Excerpt to read.
#####

Not sure if I'm allowed to post about this but I'm really struggling with this at the moment. I just feel like and overwhelming waste of space. Actually more than that, I'm not just a waste a space but tuen everything around me to s***. Then I self harm and I can see it but can't stop myself and I think my view of what's not too bad is distorted like someone with an earring disorders view of their body is. It's getting harder and harder for me to know what's bad or not, what I really should get treatment for or not. I think because there are so many barriers that I tell myself it's not so bad. How do I know when I need help? Or even better how do I stop it even getting to that point if I feel not in control. Like a robot. 
apologies if this is not ok to write about. I'm not sure on the rules on it

14 REPLIES 14

Re: Self harm

Hi @destructive I am sorry to hear you feel that way. we have sent you an email a few hours ago with supports and checking in that you are safe. Can you please let us know you are safe? and contacts the crisis numbers provided for support if things escalate

Jazz

Re: Self harm


Hello @destructive,

I'm fairly new to the forums so finding my way around is a bit hit-&-miss. However, I noticed a lovely response you extended to @MightandPower66 following her comment a few hours ago. From the comment that you offerred, it seems to me that you have a considerable empathy for others experiencing distress. To me that seems like a lovely quality to have and to share.

I look forward to seeing more of your pleasant and precious qualities in future posts

With My Best Wishes
HenryX

Re: Self harm

Hi @jazz I'm 'safe' sorry I missed the email I'd taken something to help me sleep amd gone to bed. I don't want to be here anymore but I have my son with me until Monday and would never do anything intentionally with him in my care. I do worry maybe I accidentally self harm too bad sometimes though without realising and then somehow have to seek treatment with him with me which I imagine wouldn't work so well or look good on me as a parent. 

thanks for your comment @HenryX @I try and be there for other but often mess up and make it worse. 
doesn't help that my sons been sick all week and now I'm getting it too. So even if I did want to go to a doctor I couldn't. We'd have to go get Covid tests first then wait on the results and by then it's too late. Covid really has so many flow ons.

#####

Document structure recognition data:
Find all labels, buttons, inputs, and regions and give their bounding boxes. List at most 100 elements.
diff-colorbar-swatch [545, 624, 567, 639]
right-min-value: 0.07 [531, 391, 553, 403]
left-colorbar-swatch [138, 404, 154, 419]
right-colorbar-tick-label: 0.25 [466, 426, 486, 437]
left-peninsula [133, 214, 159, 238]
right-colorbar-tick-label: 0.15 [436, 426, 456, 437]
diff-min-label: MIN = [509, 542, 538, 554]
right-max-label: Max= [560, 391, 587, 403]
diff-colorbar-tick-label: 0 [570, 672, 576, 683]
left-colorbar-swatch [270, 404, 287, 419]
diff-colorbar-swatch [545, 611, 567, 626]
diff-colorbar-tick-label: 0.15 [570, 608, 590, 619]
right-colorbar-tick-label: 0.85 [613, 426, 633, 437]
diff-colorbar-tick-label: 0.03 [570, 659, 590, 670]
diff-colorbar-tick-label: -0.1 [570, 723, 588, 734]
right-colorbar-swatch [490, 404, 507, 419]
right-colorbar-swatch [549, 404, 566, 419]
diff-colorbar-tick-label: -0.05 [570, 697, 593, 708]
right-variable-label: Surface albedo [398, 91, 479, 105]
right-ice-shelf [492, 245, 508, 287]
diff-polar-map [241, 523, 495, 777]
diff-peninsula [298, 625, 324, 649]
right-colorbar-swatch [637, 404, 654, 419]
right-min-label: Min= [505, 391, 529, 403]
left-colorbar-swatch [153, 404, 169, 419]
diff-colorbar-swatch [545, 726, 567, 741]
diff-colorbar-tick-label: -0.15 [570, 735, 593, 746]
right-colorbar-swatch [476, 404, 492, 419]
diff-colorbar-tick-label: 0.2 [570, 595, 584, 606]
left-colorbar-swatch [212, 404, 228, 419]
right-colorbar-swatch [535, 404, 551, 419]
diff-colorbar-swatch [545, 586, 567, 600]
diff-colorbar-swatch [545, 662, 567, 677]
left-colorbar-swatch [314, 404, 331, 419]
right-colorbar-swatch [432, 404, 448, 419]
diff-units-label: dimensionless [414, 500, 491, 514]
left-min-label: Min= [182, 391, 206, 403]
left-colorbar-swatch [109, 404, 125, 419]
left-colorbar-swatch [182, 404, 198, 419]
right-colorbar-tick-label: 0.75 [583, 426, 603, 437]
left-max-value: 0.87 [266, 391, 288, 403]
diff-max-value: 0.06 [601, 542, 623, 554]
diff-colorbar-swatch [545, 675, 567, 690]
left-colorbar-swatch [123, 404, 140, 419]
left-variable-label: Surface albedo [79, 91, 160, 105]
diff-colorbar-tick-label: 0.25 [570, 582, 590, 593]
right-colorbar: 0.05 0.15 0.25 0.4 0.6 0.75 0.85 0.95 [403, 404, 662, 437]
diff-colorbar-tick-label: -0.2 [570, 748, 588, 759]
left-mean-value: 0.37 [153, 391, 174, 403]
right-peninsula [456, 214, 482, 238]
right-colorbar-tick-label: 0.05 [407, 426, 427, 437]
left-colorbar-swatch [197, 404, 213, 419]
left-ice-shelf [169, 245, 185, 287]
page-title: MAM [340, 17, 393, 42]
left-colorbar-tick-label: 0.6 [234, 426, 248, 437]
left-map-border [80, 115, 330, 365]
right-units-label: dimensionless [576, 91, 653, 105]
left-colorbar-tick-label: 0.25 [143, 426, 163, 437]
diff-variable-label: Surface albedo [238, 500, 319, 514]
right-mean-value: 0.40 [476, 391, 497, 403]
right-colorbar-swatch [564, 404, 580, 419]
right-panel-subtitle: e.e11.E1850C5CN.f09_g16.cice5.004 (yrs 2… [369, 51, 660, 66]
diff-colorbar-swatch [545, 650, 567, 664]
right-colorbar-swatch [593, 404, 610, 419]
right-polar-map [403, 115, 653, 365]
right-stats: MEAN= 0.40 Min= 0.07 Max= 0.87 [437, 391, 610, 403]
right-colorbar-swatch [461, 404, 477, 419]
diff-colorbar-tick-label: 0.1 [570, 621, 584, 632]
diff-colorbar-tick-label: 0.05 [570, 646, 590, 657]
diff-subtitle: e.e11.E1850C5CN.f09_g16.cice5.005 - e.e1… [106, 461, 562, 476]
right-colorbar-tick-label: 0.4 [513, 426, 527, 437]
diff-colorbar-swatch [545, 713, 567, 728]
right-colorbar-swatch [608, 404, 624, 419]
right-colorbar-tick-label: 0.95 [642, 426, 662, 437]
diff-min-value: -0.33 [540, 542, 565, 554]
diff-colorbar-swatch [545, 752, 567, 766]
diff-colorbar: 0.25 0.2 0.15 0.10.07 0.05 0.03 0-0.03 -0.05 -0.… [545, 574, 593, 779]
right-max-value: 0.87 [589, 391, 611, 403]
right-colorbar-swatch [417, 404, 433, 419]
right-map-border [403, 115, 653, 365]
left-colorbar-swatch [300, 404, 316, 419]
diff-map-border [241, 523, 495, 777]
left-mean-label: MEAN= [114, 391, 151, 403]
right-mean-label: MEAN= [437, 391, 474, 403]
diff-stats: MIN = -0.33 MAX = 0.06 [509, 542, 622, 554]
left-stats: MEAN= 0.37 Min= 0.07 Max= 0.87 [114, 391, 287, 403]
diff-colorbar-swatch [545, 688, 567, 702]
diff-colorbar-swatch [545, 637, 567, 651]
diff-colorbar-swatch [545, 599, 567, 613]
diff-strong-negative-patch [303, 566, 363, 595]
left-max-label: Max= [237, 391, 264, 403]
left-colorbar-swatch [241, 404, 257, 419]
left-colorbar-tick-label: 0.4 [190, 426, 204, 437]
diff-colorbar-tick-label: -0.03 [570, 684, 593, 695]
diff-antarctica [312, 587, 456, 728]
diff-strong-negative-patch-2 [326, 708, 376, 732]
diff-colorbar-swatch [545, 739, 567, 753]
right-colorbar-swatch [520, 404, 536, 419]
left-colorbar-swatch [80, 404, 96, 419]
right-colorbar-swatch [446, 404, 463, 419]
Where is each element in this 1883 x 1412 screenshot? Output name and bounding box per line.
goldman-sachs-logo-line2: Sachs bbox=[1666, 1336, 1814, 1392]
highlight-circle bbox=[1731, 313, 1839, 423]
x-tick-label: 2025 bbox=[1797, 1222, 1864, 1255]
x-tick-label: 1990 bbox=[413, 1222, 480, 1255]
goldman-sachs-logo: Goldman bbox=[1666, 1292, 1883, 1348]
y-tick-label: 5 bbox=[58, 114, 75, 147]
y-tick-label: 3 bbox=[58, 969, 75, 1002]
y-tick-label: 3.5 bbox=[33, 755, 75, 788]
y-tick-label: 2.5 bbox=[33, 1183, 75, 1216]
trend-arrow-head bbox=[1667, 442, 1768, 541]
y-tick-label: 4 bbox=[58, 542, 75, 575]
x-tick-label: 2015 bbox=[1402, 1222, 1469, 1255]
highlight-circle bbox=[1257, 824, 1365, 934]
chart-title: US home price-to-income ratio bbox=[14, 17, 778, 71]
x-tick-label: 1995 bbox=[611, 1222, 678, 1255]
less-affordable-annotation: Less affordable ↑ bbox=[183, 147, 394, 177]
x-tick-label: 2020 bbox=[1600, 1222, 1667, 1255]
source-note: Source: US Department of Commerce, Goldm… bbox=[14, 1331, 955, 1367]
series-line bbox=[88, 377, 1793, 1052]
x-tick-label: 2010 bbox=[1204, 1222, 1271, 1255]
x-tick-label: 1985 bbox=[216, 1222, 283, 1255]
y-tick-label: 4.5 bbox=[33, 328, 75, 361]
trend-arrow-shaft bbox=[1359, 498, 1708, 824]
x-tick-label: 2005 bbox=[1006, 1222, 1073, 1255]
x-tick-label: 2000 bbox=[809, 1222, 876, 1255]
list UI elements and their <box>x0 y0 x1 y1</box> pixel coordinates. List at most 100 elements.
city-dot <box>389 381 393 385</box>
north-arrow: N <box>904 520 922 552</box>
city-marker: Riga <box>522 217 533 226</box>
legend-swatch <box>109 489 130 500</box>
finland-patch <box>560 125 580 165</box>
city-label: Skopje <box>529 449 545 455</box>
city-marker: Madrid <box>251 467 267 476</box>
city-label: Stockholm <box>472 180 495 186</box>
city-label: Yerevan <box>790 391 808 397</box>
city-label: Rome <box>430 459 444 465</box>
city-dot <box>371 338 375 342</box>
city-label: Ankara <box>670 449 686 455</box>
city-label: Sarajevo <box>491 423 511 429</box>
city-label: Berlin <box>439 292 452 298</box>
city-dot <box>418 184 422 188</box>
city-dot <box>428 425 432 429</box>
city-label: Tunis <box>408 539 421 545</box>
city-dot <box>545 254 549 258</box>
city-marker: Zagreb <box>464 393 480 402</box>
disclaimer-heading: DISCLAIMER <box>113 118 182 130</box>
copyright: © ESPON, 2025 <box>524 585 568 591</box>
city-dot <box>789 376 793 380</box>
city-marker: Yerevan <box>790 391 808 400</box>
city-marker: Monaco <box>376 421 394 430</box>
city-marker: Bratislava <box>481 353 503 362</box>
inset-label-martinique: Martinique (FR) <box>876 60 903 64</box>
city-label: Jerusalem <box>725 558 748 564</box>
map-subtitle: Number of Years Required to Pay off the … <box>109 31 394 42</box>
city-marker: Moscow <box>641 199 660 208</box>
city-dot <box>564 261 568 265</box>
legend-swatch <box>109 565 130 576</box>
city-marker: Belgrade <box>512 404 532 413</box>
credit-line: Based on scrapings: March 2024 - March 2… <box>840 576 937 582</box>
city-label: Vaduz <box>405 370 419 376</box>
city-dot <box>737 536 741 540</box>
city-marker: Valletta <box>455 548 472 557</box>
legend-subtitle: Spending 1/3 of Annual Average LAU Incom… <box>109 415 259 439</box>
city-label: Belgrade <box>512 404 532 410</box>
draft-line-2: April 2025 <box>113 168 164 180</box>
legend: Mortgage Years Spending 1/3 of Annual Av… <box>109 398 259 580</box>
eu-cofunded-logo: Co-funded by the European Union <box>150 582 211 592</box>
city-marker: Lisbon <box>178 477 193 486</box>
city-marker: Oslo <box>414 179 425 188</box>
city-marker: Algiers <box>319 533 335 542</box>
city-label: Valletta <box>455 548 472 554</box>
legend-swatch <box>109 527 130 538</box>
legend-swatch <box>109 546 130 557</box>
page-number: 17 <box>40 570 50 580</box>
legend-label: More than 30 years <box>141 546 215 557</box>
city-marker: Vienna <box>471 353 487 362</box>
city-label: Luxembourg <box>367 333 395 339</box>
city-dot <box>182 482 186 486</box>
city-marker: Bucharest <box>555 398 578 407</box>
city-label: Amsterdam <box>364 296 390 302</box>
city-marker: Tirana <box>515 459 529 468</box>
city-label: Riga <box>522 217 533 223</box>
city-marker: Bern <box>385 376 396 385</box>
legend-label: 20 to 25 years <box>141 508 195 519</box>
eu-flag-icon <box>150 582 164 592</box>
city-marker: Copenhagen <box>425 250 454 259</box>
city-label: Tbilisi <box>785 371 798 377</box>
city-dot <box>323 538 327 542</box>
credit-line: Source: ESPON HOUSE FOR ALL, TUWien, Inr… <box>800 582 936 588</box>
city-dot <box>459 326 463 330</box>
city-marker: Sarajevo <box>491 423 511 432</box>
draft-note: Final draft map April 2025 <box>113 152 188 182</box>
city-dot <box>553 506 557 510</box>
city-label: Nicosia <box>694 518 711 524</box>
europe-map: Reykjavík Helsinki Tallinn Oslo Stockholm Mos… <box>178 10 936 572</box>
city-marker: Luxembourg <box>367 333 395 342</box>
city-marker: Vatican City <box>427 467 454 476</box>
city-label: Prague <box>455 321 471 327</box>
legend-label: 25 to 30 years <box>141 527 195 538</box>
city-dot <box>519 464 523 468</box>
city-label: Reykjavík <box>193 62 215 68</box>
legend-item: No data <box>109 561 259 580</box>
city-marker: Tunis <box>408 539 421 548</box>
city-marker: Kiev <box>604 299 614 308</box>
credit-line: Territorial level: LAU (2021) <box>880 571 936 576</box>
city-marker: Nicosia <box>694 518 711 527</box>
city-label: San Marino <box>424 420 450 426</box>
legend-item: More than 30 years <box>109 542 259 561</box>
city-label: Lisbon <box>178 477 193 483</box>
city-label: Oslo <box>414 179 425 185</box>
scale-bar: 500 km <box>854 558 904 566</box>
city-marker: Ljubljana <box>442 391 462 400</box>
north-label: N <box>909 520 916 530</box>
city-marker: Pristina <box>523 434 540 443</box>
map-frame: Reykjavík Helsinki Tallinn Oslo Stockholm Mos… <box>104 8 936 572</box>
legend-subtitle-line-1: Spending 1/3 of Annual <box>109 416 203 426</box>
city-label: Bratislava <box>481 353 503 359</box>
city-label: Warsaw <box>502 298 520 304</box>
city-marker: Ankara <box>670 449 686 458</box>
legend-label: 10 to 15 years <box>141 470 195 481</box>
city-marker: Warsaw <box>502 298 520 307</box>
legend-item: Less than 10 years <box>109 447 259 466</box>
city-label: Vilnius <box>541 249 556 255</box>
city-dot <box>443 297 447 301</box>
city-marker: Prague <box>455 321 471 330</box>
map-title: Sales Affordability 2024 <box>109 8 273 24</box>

#####

Tasks to carry out.
- A) Update the forum thread from "Hi @destructive I am sorry" to "and to share.", putting "message boards" in place of "forums".
- B) In the forum thread, what does the poster say they and their son would have to get before going to a doctor?
You can leave the rows aside, since none of the work depends on them.

Exercise answers.
- A)
Hi @destructive I am sorry to hear you feel that way. we have sent you an email a few hours ago with supports and checking in that you are safe. Can you please let us know you are safe? and contacts the crisis numbers provided for support if things escalate

Jazz

Re: Self harm


Hello @destructive,

I'm fairly new to the message boards so finding my way around is a bit hit-&-miss. However, I noticed a lovely response you extended to @MightandPower66 following her comment a few hours ago. From the comment that you offerred, it seems to me that you have a considerable empathy for others experiencing distress. To me that seems like a lovely quality to have and to share.

- B) Covid tests, and then they would have to wait on the results.